TASKS TO CARRY OUT.
1 > Copy the passage of the Extreme Dog Fuel thread between "## R Williams" and "board or not.", inclusive.
2 > Answer these questions from the Extreme Dog Fuel thread:
(a) Which food does the man who trains with roxie use?
(b) What is his handle on the Refuge?
(c) In which town do Rick and Tami live?
3 > Write the next part of the Extreme Dog Fuel thread, beginning with the post under the last heading.

-- Begin QUOTED TEXT --

# Extreme Dog Fuel



## R Williams (Mar 8, 2004)

Has anyone tried it and how do you like it?


----------



## roxie (Oct 23, 2003)

Hey Rich. A guy that trains with me uses Circle J and he really likes it. The dawg's coats look pretty good....but that's about all I can tell you.

You can contact him on the Refuge. His handle is "Dog N Decoys". I'm not sure if he frequents this board or not.

Good luck.


----------



## duxmn (Nov 17, 2004)

I met Rick and Tami at a hunt test and started my dogs on Cicle J Extreme Dog Fuel. I liked it alot and the price is right .My only problem is that there are no distributors in the Austin area .They were saying that Tractor Supply was going to start carrying it in their stores. Rick and Tami with Triple D Supply live in Tyler. I know they deliver to some pros near Navasota/Brenham area. Give em a call at (903) 593-3455


----------



## duxmn (Nov 17, 2004)

-- End QUOTED TEXT --
-- Begin PROVIDED MATERIAL --

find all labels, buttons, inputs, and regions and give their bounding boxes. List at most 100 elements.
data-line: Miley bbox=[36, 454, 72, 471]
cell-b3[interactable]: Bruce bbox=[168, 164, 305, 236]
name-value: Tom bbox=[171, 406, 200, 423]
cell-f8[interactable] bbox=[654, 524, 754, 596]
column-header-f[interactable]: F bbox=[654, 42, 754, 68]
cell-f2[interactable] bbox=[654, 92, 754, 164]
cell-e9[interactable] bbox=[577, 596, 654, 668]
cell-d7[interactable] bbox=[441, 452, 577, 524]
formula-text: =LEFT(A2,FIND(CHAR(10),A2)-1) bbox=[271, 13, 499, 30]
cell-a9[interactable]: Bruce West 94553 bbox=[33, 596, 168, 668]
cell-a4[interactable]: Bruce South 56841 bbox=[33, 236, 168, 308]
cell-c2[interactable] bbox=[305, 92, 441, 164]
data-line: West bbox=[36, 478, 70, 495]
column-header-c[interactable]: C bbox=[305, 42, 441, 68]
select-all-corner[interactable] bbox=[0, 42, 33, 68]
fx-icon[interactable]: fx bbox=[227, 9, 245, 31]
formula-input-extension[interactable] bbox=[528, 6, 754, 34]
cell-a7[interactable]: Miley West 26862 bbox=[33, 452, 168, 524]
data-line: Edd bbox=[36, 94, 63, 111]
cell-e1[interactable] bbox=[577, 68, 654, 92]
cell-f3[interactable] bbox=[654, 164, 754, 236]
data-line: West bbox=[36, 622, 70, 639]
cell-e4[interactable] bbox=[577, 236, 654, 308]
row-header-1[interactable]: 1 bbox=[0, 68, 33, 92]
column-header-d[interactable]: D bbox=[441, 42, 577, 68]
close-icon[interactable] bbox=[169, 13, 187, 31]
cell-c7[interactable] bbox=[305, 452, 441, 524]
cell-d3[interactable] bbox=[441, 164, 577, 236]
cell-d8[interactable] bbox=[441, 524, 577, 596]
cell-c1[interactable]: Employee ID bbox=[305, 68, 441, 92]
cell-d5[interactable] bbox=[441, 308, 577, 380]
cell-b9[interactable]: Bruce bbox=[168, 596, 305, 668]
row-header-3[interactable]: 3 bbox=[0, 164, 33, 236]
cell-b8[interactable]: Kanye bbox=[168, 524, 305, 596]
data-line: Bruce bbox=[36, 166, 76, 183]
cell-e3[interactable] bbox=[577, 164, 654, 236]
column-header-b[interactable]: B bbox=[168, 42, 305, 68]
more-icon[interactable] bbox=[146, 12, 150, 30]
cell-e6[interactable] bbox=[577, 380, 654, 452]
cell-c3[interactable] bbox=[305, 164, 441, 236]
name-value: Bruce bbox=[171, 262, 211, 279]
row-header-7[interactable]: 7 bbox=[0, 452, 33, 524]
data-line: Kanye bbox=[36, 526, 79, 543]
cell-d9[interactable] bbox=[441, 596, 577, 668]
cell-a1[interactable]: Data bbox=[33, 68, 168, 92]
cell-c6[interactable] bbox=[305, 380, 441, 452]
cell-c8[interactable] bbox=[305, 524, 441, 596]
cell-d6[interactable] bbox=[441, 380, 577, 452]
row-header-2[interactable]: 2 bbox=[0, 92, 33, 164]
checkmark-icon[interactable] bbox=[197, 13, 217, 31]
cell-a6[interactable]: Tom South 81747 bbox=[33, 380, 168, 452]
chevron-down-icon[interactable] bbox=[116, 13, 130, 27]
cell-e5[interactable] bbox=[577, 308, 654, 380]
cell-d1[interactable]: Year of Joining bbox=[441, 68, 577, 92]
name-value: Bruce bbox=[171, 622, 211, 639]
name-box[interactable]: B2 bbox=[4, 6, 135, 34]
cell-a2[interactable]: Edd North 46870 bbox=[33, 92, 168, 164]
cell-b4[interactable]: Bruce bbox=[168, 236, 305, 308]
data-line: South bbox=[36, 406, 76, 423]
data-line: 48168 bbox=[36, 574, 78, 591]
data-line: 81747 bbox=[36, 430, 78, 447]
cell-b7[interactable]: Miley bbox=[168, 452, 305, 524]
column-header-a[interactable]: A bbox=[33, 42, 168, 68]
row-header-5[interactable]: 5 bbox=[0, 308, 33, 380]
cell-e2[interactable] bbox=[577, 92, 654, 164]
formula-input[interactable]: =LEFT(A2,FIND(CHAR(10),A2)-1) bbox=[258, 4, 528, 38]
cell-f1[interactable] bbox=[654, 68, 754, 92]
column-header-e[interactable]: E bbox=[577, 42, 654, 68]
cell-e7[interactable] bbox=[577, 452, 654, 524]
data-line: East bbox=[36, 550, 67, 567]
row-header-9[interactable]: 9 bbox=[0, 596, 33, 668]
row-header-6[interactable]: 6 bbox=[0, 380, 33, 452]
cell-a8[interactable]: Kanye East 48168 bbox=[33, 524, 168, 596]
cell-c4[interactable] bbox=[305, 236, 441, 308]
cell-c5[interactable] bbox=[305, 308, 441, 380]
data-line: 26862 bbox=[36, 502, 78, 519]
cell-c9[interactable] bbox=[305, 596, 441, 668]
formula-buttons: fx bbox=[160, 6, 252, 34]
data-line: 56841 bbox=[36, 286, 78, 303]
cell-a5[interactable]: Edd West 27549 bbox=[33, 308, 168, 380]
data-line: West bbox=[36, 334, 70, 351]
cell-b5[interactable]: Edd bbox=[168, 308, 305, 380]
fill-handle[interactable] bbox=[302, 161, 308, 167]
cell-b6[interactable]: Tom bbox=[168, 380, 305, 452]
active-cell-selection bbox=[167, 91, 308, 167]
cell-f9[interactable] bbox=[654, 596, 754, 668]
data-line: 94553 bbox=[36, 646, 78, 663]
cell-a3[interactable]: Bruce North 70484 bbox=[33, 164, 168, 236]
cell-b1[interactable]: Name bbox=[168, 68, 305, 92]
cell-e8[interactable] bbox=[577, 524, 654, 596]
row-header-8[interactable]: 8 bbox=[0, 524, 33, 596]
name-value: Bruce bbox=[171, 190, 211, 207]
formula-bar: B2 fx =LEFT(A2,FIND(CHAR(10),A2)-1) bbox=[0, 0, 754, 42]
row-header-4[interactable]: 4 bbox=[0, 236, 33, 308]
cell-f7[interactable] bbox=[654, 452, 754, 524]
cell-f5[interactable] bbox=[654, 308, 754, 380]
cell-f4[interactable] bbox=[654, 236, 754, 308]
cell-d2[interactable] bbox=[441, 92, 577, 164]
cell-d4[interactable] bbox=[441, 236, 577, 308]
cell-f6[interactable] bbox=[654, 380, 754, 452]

-- End PROVIDED MATERIAL --

ANSWERS BY TASK.
1 >
## R Williams (Mar 8, 2004)

Has anyone tried it and how do you like it?


----------



## roxie (Oct 23, 2003)

Hey Rich. A guy that trains with me uses Circle J and he really likes it. The dawg's coats look pretty good....but that's about all I can tell you.

You can contact him on the Refuge. His handle is "Dog N Decoys". I'm not sure if he frequents this board or not.

2 >
(a) Circle J
(b) "Dog N Decoys"
(c) Tyler

3 >
I met Rick and Tami at a hunt test and started my dogs on Circle J Extreme Dog Fuel. I liked it alot and the price is right .My only problem is that there are no distributors in the Austin area .They were saying that Tractor Supply was going to start carrying it in their stores. Rick and Tami with Triple D Supply live in Tyler. I know they deliver to some pros near Navasota/Brenham area. Give em a call at (903) 593-3455


----------



## BIG DOG (Apr 17, 2003)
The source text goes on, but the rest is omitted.